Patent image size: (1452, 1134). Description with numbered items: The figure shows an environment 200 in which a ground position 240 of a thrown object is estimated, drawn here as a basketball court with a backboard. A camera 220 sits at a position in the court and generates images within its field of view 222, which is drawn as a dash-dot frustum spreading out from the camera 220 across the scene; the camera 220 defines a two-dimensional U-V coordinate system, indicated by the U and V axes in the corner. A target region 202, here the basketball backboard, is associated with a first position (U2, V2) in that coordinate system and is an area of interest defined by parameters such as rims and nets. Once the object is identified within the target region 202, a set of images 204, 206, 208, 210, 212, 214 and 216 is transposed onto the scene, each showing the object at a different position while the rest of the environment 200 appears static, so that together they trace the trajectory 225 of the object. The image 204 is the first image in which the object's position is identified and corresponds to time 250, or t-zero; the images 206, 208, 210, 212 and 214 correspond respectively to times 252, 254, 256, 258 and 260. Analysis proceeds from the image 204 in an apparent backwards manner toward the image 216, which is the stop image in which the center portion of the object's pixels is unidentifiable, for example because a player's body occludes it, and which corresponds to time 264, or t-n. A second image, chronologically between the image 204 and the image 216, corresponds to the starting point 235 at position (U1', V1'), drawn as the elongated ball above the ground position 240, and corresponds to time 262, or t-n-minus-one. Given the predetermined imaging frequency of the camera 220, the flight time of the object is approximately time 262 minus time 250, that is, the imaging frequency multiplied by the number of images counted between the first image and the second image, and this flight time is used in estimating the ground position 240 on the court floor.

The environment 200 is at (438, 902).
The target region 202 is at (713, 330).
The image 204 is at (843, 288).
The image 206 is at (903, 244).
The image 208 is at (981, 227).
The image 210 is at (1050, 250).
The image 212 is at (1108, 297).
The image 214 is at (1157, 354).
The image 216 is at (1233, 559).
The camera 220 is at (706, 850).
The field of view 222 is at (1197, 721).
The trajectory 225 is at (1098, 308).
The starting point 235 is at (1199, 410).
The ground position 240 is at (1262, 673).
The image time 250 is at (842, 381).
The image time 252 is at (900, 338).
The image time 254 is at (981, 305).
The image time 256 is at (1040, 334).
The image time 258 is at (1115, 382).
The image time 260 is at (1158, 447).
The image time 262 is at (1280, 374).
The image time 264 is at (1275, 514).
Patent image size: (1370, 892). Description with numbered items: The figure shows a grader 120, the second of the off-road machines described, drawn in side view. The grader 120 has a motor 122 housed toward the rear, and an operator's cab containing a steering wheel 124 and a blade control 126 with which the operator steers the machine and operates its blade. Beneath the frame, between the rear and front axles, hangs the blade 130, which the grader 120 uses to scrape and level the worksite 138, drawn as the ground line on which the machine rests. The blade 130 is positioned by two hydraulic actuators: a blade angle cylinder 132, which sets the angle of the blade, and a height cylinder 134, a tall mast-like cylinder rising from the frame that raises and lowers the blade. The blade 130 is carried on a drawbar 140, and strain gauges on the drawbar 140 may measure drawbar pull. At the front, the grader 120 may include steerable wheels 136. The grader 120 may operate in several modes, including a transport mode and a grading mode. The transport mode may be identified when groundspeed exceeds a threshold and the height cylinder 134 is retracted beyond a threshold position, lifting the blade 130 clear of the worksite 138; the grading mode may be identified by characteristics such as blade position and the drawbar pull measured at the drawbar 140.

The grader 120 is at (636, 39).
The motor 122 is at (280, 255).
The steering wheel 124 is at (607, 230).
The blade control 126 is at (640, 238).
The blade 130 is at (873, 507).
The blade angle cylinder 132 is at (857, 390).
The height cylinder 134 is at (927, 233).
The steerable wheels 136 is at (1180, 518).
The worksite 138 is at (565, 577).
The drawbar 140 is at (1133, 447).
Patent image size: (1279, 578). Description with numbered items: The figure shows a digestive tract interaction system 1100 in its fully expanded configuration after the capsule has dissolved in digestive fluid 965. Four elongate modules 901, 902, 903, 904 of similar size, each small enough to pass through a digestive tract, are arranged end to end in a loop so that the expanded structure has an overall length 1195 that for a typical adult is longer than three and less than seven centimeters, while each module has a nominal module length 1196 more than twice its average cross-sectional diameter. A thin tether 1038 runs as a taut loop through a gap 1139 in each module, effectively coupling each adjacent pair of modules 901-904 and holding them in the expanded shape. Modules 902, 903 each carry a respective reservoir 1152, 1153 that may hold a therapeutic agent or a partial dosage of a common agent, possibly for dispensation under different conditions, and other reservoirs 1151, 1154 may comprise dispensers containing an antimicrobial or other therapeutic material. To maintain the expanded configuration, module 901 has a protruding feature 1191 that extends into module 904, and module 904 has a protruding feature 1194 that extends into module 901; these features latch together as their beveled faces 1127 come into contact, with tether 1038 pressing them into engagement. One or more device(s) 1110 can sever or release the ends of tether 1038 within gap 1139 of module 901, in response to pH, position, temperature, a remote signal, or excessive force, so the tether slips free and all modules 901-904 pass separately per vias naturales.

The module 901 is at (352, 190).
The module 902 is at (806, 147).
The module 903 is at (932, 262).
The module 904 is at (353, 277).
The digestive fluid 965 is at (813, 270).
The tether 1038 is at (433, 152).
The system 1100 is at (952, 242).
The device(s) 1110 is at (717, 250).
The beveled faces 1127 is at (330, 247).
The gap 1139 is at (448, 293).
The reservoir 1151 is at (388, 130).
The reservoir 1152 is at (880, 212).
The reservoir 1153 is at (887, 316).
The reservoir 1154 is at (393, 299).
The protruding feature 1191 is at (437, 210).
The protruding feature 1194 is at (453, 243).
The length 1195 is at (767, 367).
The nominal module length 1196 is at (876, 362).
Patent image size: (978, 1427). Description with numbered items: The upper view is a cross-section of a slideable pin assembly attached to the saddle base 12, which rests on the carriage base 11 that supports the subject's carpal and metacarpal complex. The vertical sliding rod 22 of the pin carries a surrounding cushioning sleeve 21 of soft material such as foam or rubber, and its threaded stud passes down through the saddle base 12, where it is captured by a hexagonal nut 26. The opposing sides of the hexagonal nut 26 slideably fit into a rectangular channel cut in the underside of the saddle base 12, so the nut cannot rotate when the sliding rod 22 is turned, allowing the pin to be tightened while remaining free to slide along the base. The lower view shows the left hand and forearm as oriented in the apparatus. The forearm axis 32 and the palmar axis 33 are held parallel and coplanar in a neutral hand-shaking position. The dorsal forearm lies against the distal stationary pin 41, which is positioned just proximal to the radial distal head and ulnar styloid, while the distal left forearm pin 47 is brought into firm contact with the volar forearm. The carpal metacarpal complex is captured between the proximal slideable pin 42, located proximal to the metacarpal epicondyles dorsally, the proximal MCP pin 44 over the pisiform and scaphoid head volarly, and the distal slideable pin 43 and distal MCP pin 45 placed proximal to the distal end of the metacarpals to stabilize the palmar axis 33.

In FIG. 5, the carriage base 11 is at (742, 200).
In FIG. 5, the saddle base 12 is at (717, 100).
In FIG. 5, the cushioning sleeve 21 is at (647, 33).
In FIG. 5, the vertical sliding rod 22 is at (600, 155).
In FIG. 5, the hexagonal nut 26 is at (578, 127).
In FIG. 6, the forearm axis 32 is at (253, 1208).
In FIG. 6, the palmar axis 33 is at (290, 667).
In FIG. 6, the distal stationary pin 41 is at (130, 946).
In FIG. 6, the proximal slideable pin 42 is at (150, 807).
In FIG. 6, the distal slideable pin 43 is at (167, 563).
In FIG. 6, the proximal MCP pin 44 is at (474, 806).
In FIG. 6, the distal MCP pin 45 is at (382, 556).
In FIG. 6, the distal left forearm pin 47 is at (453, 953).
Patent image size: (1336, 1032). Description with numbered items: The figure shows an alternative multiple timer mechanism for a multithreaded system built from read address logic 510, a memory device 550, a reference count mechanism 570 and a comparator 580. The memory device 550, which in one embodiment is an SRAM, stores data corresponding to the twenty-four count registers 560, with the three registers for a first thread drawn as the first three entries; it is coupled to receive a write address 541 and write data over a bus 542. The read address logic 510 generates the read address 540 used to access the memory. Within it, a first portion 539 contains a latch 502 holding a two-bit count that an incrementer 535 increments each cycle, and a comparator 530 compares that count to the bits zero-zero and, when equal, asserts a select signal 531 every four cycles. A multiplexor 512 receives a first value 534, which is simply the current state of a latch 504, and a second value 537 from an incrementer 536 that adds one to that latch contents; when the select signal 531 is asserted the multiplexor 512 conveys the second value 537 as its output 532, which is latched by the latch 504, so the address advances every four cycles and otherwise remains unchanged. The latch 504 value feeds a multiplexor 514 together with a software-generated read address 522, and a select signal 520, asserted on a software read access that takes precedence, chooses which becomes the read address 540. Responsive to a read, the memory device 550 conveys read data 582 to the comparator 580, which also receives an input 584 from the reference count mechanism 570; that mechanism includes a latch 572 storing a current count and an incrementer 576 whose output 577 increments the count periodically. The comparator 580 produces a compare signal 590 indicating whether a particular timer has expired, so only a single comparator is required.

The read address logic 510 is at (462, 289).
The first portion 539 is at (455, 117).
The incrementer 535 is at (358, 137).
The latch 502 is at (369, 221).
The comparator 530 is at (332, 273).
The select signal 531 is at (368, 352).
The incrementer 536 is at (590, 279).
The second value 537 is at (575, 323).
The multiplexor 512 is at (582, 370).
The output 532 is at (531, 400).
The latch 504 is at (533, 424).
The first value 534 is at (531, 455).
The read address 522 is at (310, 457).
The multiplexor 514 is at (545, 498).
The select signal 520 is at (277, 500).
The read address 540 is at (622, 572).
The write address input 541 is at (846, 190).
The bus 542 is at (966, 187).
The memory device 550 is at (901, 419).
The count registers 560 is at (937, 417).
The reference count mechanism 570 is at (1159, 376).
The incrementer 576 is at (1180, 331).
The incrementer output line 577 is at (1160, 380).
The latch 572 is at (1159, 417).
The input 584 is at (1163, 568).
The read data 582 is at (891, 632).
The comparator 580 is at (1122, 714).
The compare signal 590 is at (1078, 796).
========================================
Requirement >> Please repeat the stretch from the line containing "Patent image size: (978, 1427)." through the line containing "In FIG. 5, the saddle", with both of those lines included.

Output for this exercise >>
Patent image size: (978, 1427). Description with numbered items: The upper view is a cross-section of a slideable pin assembly attached to the saddle base 12, which rests on the carriage base 11 that supports the subject's carpal and metacarpal complex. The vertical sliding rod 22 of the pin carries a surrounding cushioning sleeve 21 of soft material such as foam or rubber, and its threaded stud passes down through the saddle base 12, where it is captured by a hexagonal nut 26. The opposing sides of the hexagonal nut 26 slideably fit into a rectangular channel cut in the underside of the saddle base 12, so the nut cannot rotate when the sliding rod 22 is turned, allowing the pin to be tightened while remaining free to slide along the base. The lower view shows the left hand and forearm as oriented in the apparatus. The forearm axis 32 and the palmar axis 33 are held parallel and coplanar in a neutral hand-shaking position. The dorsal forearm lies against the distal stationary pin 41, which is positioned just proximal to the radial distal head and ulnar styloid, while the distal left forearm pin 47 is brought into firm contact with the volar forearm. The carpal metacarpal complex is captured between the proximal slideable pin 42, located proximal to the metacarpal epicondyles dorsally, the proximal MCP pin 44 over the pisiform and scaphoid head volarly, and the distal slideable pin 43 and distal MCP pin 45 placed proximal to the distal end of the metacarpals to stabilize the palmar axis 33.

In FIG. 5, the carriage base 11 is at (742, 200).
In FIG. 5, the saddle base 12 is at (717, 100).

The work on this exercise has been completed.